SUPPLIED INFORMATION:
- - -

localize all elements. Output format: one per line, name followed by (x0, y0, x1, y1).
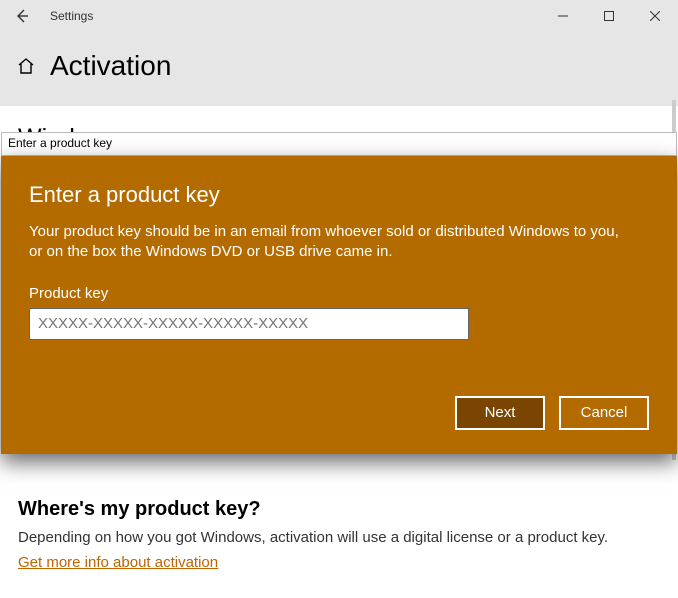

- - -

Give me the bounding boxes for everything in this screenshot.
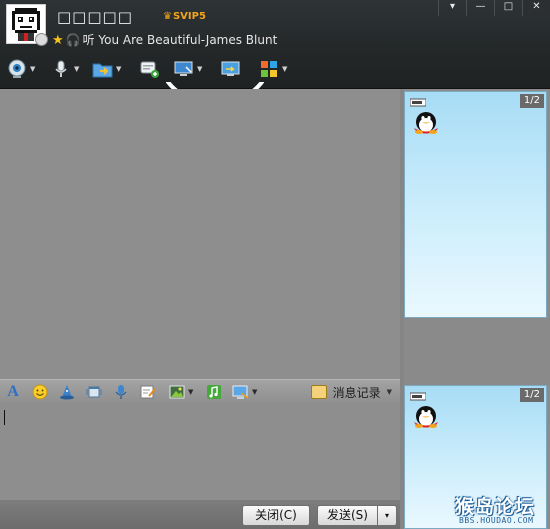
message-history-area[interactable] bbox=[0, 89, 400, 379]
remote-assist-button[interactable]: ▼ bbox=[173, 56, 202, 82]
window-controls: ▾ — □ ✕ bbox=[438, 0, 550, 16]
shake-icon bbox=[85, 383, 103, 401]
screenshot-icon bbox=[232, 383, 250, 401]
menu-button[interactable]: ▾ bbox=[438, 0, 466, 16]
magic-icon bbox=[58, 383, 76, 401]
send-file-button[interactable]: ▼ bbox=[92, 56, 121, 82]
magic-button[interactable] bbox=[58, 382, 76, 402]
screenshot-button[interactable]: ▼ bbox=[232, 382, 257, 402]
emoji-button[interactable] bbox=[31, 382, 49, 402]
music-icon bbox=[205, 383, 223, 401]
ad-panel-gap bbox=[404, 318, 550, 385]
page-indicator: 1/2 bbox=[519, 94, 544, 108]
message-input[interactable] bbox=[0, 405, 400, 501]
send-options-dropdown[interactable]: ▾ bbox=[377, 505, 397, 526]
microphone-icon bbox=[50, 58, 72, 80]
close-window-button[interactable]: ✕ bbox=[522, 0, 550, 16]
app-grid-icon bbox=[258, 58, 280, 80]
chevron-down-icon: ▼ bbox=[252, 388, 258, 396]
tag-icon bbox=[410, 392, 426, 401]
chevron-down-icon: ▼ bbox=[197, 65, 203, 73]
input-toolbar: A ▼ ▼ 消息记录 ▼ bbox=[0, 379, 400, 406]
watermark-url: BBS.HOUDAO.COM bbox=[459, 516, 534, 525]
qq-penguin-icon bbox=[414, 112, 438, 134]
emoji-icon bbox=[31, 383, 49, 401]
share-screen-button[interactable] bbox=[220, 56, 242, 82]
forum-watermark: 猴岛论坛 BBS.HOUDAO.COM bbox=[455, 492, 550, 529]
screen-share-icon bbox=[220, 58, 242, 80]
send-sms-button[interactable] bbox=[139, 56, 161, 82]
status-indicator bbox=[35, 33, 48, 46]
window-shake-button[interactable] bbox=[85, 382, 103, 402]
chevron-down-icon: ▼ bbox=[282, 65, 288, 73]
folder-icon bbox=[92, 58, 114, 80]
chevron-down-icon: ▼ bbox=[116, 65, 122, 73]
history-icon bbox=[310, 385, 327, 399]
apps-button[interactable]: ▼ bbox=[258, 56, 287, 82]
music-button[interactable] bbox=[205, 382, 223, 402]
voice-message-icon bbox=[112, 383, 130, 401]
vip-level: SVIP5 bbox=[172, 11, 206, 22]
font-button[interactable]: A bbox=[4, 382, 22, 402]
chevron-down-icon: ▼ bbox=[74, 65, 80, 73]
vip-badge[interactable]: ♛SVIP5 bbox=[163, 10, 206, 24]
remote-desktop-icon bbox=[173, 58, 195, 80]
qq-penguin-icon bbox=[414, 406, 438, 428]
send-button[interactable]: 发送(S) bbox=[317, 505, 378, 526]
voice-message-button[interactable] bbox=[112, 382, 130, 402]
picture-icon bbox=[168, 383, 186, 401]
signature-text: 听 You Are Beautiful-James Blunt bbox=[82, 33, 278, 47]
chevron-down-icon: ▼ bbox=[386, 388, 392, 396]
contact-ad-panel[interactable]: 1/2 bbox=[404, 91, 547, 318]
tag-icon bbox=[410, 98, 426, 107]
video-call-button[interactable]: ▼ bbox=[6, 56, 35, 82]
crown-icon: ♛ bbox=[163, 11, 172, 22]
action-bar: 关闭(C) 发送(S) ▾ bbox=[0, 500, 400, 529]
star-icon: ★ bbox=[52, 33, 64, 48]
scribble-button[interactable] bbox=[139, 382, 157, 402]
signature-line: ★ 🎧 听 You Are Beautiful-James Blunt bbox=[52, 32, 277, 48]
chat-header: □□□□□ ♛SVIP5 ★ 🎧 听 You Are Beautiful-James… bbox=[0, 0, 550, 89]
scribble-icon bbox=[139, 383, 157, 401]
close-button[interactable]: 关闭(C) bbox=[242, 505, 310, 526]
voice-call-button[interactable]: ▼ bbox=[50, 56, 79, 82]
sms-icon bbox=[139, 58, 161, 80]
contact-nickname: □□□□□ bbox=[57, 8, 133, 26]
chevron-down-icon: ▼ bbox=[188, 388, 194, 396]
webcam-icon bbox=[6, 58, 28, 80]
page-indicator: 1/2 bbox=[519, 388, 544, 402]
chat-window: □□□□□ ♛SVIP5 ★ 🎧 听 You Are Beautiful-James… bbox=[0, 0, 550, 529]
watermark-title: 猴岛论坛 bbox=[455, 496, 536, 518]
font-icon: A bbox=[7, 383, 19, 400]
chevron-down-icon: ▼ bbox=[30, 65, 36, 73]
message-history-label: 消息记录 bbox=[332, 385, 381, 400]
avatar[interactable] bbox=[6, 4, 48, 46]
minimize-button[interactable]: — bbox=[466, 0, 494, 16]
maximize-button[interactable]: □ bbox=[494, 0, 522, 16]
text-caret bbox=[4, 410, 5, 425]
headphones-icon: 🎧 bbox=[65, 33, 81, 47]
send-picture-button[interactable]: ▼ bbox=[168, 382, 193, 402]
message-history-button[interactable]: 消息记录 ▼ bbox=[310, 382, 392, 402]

- - -

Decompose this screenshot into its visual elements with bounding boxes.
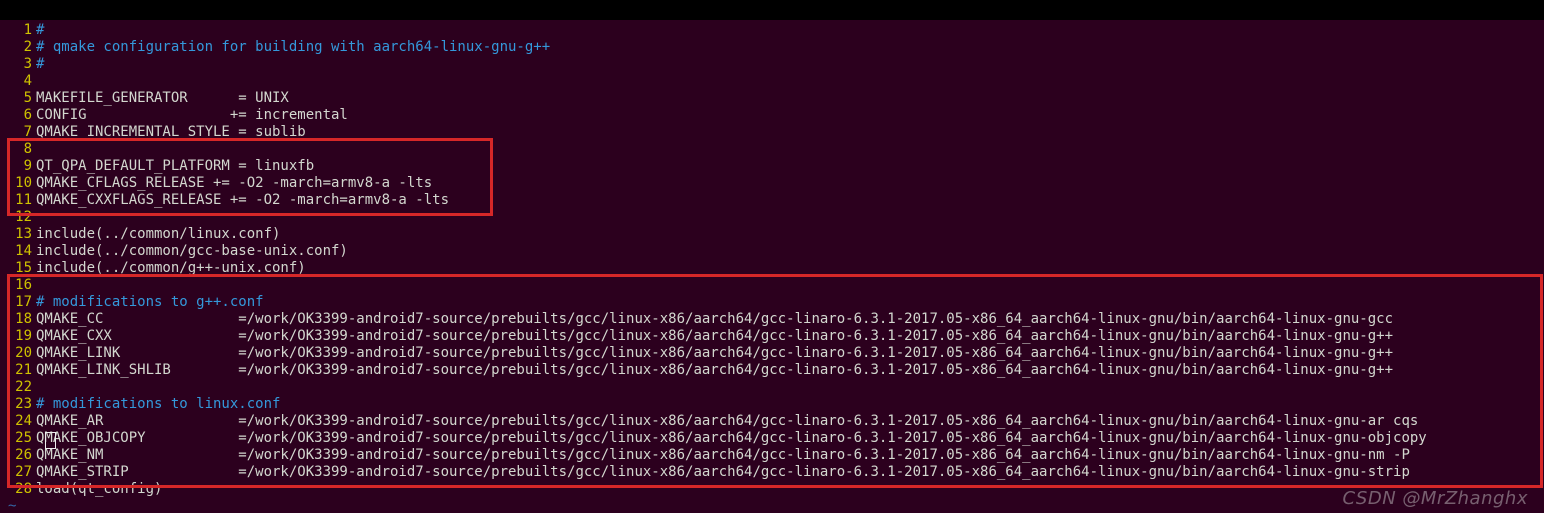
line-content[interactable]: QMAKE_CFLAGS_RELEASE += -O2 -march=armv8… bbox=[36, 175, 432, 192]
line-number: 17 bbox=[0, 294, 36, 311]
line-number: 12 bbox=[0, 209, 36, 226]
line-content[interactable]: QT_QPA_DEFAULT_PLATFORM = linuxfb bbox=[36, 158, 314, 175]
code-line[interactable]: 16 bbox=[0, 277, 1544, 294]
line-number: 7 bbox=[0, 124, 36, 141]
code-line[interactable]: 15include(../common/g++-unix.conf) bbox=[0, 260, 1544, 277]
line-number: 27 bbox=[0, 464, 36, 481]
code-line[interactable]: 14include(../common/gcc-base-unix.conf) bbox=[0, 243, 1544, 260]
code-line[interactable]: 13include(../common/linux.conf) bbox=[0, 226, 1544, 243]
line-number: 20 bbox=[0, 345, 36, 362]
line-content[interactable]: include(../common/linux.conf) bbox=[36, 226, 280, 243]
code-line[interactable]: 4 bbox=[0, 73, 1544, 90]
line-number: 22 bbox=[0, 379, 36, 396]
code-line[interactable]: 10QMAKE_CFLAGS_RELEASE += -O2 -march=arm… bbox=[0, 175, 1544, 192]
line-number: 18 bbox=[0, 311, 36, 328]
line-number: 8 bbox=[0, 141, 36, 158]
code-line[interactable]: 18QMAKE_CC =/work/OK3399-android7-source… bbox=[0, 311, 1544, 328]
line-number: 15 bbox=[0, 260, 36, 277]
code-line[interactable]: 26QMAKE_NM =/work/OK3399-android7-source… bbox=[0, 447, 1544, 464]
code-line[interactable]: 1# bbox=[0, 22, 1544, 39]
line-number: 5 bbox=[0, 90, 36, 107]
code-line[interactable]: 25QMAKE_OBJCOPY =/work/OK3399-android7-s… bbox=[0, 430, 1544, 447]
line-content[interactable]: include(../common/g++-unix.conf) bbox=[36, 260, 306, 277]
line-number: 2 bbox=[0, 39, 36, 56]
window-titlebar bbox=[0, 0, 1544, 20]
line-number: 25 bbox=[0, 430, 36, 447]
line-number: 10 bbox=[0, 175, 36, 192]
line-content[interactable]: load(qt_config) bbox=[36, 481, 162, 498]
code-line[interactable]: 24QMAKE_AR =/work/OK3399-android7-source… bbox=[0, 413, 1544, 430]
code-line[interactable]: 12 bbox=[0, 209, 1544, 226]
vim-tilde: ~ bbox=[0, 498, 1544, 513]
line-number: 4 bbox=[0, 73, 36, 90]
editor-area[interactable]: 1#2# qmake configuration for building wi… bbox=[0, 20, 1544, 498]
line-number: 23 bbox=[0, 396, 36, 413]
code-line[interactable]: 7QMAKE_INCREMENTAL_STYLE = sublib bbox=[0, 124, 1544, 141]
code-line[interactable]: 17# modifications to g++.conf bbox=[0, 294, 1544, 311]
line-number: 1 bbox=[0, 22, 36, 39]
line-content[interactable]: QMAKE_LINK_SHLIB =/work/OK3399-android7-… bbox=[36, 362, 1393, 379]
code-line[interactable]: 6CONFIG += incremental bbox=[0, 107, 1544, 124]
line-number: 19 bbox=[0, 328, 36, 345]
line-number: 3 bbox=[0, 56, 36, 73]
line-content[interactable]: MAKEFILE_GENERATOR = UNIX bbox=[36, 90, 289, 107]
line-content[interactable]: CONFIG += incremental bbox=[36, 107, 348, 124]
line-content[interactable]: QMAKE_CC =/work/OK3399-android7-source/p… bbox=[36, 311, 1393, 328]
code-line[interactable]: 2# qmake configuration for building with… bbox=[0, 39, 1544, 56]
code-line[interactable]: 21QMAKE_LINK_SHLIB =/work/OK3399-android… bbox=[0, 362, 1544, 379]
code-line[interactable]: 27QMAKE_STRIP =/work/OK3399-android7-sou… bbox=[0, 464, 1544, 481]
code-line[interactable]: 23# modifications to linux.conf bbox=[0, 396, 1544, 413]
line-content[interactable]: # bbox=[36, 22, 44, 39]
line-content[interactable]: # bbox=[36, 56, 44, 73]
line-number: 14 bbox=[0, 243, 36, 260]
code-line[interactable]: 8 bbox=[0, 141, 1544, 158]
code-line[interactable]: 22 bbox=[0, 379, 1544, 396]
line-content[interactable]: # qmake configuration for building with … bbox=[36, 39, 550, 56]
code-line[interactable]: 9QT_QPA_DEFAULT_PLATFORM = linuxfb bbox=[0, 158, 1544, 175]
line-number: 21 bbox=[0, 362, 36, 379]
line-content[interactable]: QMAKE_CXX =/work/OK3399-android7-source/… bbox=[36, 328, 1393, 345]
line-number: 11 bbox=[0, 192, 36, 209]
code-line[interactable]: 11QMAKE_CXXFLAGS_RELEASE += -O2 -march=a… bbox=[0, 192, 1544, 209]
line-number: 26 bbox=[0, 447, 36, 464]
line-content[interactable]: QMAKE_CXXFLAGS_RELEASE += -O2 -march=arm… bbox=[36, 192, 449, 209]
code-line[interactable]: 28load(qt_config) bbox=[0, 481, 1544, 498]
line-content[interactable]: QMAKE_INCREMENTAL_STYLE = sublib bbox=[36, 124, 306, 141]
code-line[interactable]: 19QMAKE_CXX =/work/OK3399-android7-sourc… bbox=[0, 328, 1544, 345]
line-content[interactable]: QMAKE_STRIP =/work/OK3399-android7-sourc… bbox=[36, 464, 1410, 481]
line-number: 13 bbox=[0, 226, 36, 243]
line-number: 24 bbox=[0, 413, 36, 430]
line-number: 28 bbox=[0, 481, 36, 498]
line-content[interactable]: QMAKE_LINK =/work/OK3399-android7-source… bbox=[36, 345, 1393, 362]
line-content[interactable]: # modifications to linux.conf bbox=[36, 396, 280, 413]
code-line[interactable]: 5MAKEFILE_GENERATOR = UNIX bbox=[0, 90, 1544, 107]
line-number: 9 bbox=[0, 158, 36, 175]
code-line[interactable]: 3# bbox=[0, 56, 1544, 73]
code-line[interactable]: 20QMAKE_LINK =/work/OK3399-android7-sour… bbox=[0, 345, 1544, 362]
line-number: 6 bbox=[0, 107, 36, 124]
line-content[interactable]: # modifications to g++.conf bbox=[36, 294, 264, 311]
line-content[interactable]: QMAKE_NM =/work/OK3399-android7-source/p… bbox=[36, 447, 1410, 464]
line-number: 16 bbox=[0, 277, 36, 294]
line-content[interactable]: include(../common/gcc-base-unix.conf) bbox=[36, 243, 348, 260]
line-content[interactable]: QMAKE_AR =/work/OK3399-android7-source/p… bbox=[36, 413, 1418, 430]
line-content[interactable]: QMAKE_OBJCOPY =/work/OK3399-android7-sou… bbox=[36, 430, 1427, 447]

- - -

Edit the stretch from the row containing "Decompose this screenshot" through the row containing "line-content[interactable]: QT_QPA_DEFAULT_PLATFORM = linuxfb" so that "line-number" becomes "line-index" and nothing else changes. Leave the pictures out of your answer.

TASK ANSWER:
Decompose this screenshot into its visual elements with bounding boxes.
line-content[interactable]: QMAKE_CFLAGS_RELEASE += -O2 -march=armv8… bbox=[36, 175, 432, 192]
line-index: 17 bbox=[0, 294, 36, 311]
line-index: 12 bbox=[0, 209, 36, 226]
line-content[interactable]: QT_QPA_DEFAULT_PLATFORM = linuxfb bbox=[36, 158, 314, 175]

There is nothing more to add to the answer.